-- Start of PASSAGE TO READ --

# foreign language class



## xi (May 9, 2006)

I wanna take a foreign language class to boost my gpa but I'm afraid of participation. Sigh.


----------



## Jack (Dec 29, 2004)

From my experience, I was in Spanish for 3 years (quitting this coming year- I wanted the last hour off), and participation really wasn't too bad for me. A lot of it was voluntary, meaning you raise your hand, get called on, supply an answer, and move on, which I was happy about, cause I don't really volunteer anyways. If I were you, I'd hook up with someone who's had the teach before, ask them whether you're forced to answer a lot of questions or not, and go from there. If you're good at language stuff, I'd seriously consider it, it made a good filler class for me...and it looks better later on to take a language.

And on a sidenote, participation (or a lack thereof, for me) really didn't affect my grade too much. If you ace your tests and quizzes, do your assignments on time, that sorta stuff, it all balances out participation. I rarely participated 2nd semester, and still held down a B+ in that class.


----------



## vicente (Nov 10, 2003)

-- End of PASSAGE TO READ --
-- Start of SUPPLIED INFORMATION --

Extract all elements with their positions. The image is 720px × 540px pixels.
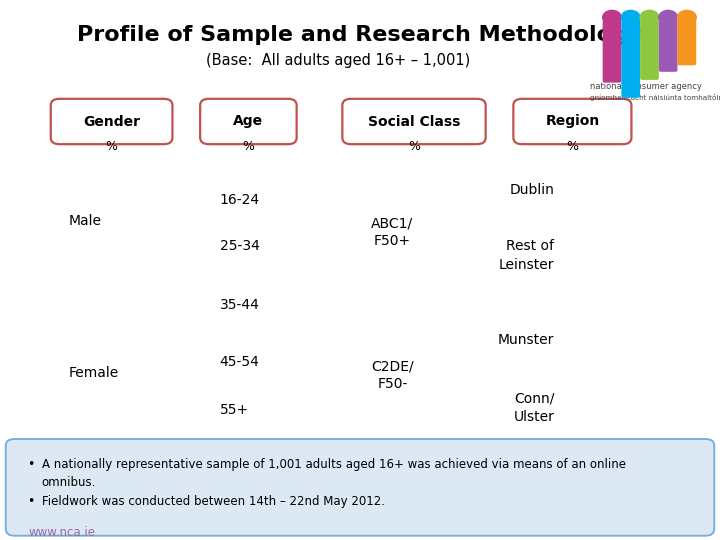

-- End of SUPPLIED INFORMATION --

## WHAT YOU ARE ASKED TO DO
Return the entire foreign language class thread word for word. Work only from the foreign language class thread, not from the data.

## THE SOLUTION
# foreign language class



## xi (May 9, 2006)

I wanna take a foreign language class to boost my gpa but I'm afraid of participation. Sigh.


----------



## Jack (Dec 29, 2004)

From my experience, I was in Spanish for 3 years (quitting this coming year- I wanted the last hour off), and participation really wasn't too bad for me. A lot of it was voluntary, meaning you raise your hand, get called on, supply an answer, and move on, which I was happy about, cause I don't really volunteer anyways. If I were you, I'd hook up with someone who's had the teach before, ask them whether you're forced to answer a lot of questions or not, and go from there. If you're good at language stuff, I'd seriously consider it, it made a good filler class for me...and it looks better later on to take a language.

And on a sidenote, participation (or a lack thereof, for me) really didn't affect my grade too much. If you ace your tests and quizzes, do your assignments on time, that sorta stuff, it all balances out participation. I rarely participated 2nd semester, and still held down a B+ in that class.


----------



## vicente (Nov 10, 2003)